> INSTRUCTIONS FOR THE TASK: In the entries that follow, count each line containing "translucency" and state the total, nothing more.
··· RECORDS TO USE
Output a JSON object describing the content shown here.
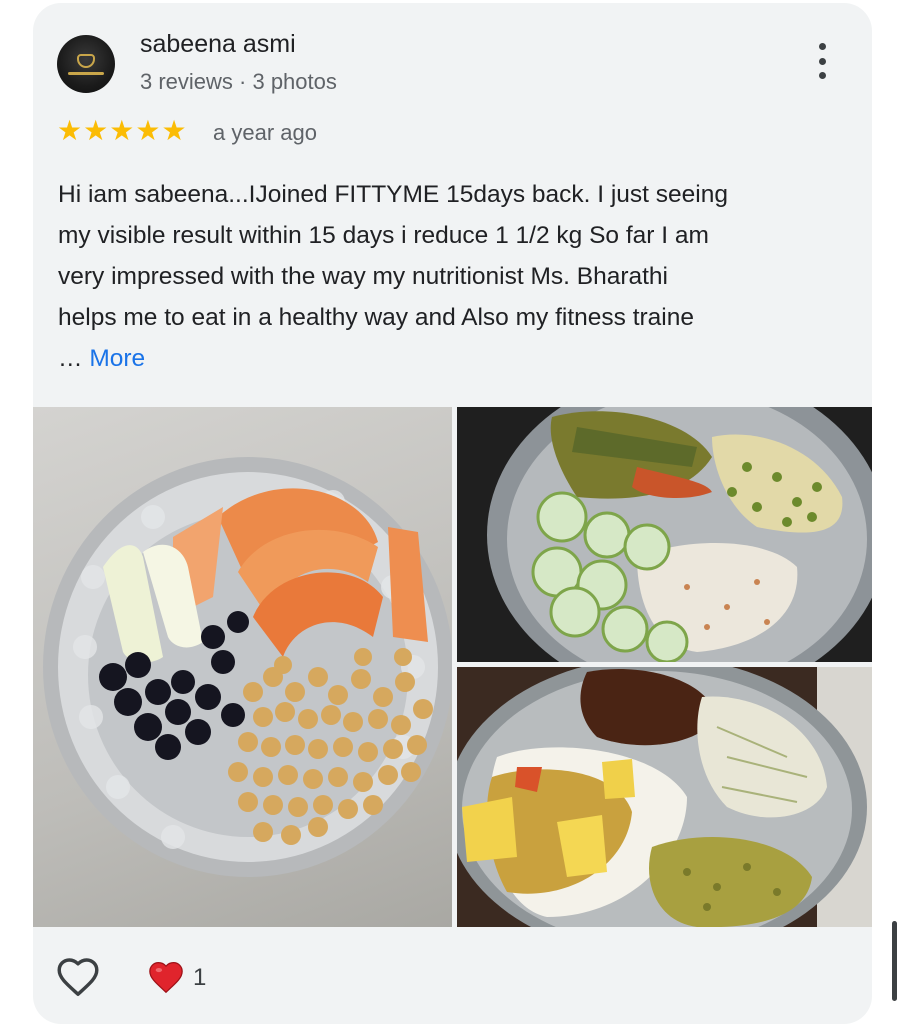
{
  "review": {
    "author": "sabeena asmi",
    "author_meta": "3 reviews · 3 photos",
    "rating_stars": 5,
    "time": "a year ago",
    "text_lines": [
      "Hi iam sabeena...IJoined FITTYME 15days back. I just seeing",
      "my visible result within 15 days i reduce 1 1/2 kg So far I am",
      "very impressed with the way my nutritionist Ms. Bharathi",
      "helps me to eat in a healthy way and Also my fitness traine"
    ],
    "ellipsis": "…",
    "more_label": "More",
    "like_count": "1"
  },
  "icons": {
    "star": "star-icon",
    "menu": "more-vert-icon",
    "like": "heart-outline-icon",
    "reaction": "red-heart-icon"
  },
  "colors": {
    "star": "#fbbc04",
    "link": "#1a73e8",
    "reaction": "#e0242c",
    "card_bg": "#f1f3f4"
  }
}
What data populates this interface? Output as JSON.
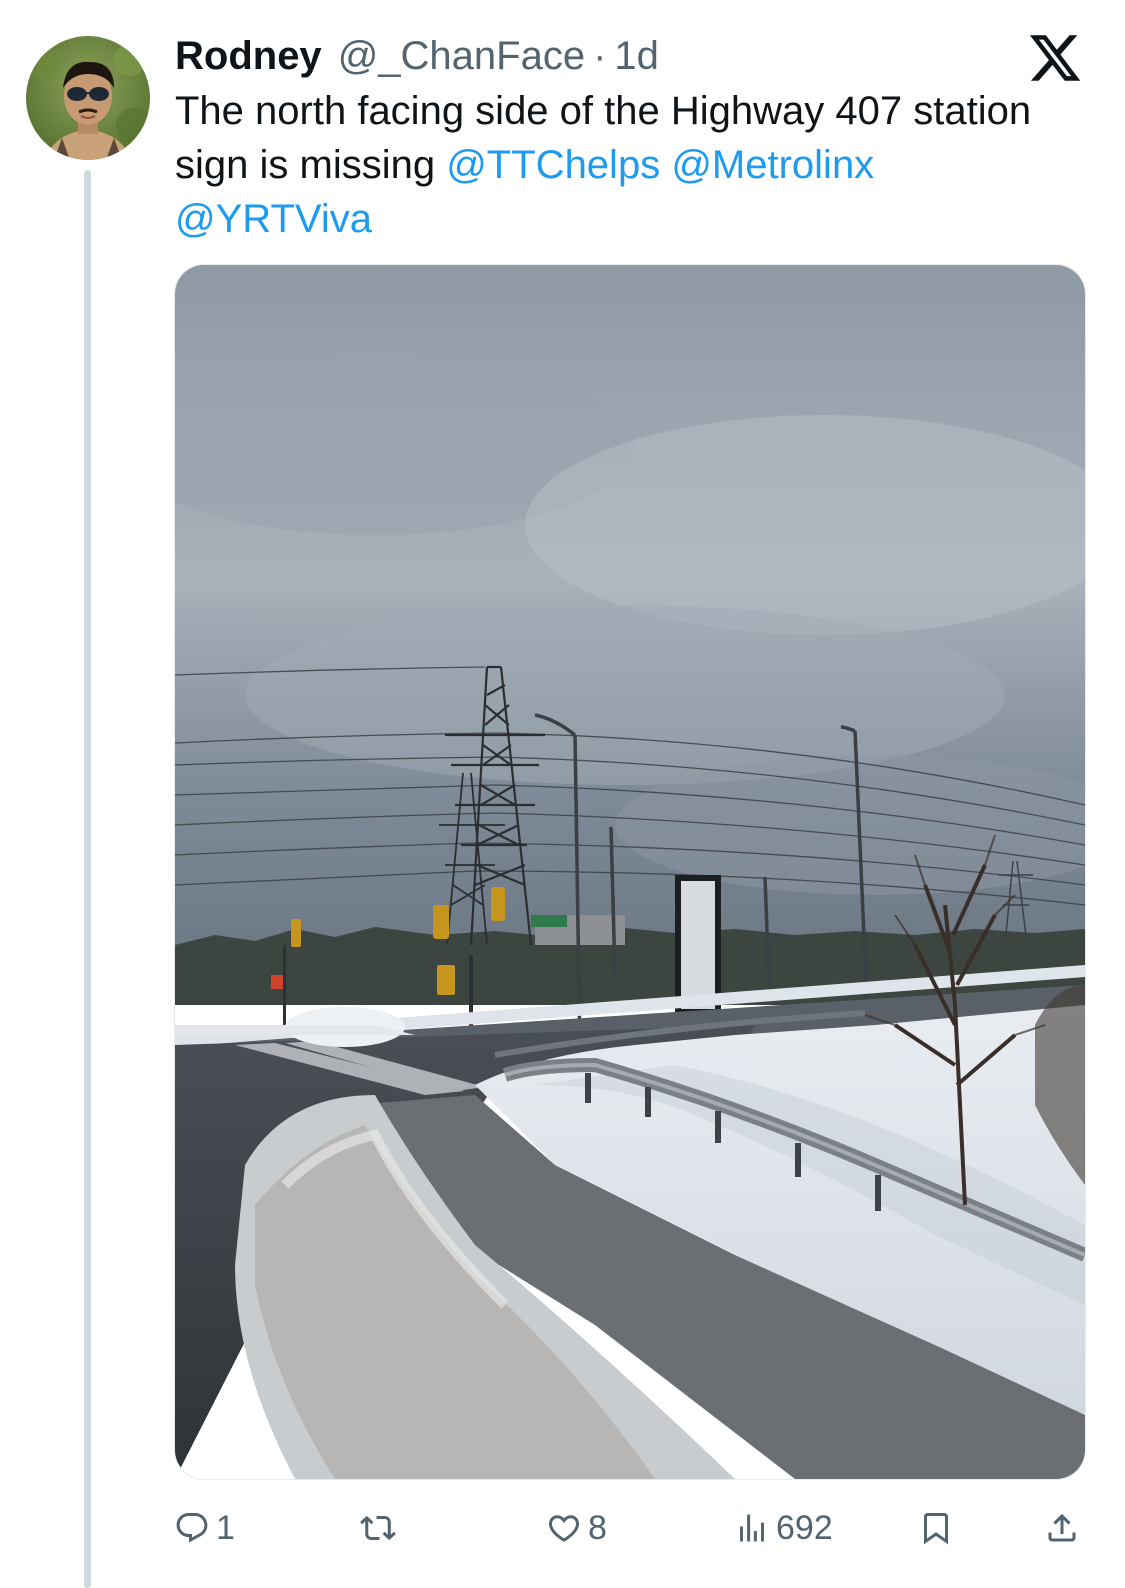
{
  "tweet": {
    "display_name": "Rodney",
    "handle": "@_ChanFace",
    "separator": "·",
    "time": "1d",
    "text_part1": "The north facing side of the Highway 407 station sign is missing ",
    "mention1": "@TTChelps",
    "mention2": "@Metrolinx",
    "mention3": "@YRTViva",
    "media_alt": "Snowy roadside next to a highway ramp with hydro towers and an overcast sky"
  },
  "actions": {
    "reply_count": "1",
    "retweet_count": "",
    "like_count": "8",
    "view_count": "692"
  },
  "icons": {
    "logo": "x-logo-icon",
    "reply": "reply-icon",
    "retweet": "retweet-icon",
    "like": "heart-icon",
    "views": "views-icon",
    "bookmark": "bookmark-icon",
    "share": "share-icon"
  },
  "colors": {
    "text": "#0f1419",
    "secondary": "#536471",
    "link": "#1d9bf0",
    "thread_line": "#cfd9de"
  }
}
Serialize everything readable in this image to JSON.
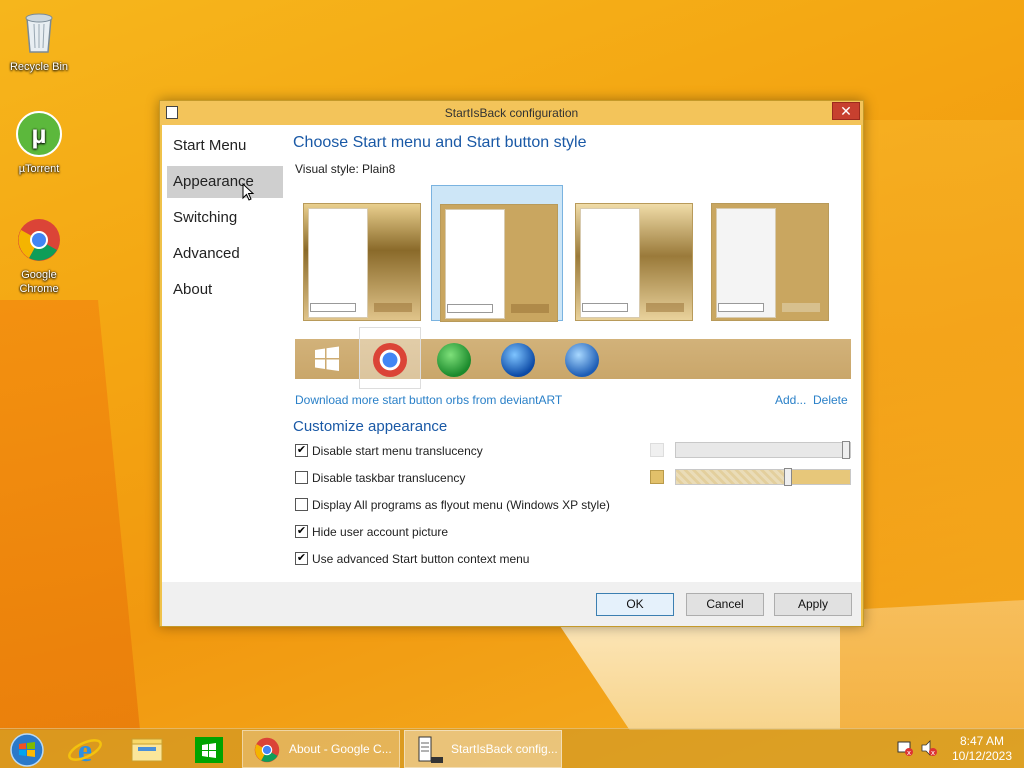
{
  "desktop": {
    "icons": [
      {
        "label": "Recycle Bin"
      },
      {
        "label": "µTorrent"
      },
      {
        "label": "Google Chrome"
      }
    ]
  },
  "window": {
    "title": "StartIsBack configuration",
    "close_glyph": "✕",
    "sidebar": {
      "items": [
        {
          "label": "Start Menu"
        },
        {
          "label": "Appearance"
        },
        {
          "label": "Switching"
        },
        {
          "label": "Advanced"
        },
        {
          "label": "About"
        }
      ]
    },
    "main": {
      "heading": "Choose Start menu and Start button style",
      "visual_style_label": "Visual style:",
      "visual_style_value": "Plain8",
      "download_link": "Download more start button orbs from deviantART",
      "add_link": "Add...",
      "delete_link": "Delete",
      "customize_heading": "Customize appearance",
      "options": [
        {
          "label": "Disable start menu translucency",
          "checked": true
        },
        {
          "label": "Disable taskbar translucency",
          "checked": false
        },
        {
          "label": "Display All programs as flyout menu (Windows XP style)",
          "checked": false
        },
        {
          "label": "Hide user account picture",
          "checked": true
        },
        {
          "label": "Use advanced Start button context menu",
          "checked": true
        }
      ],
      "menu_opacity": 1.0,
      "taskbar_opacity": 0.65
    },
    "footer": {
      "ok_label": "OK",
      "cancel_label": "Cancel",
      "apply_label": "Apply"
    }
  },
  "taskbar": {
    "tasks": [
      {
        "label": "About - Google C..."
      },
      {
        "label": "StartIsBack config..."
      }
    ],
    "clock_time": "8:47 AM",
    "clock_date": "10/12/2023"
  },
  "colors": {
    "accent": "#1a59a6",
    "link": "#2a80c8",
    "close": "#c7402f"
  }
}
······
> TASK OUTPUT: 2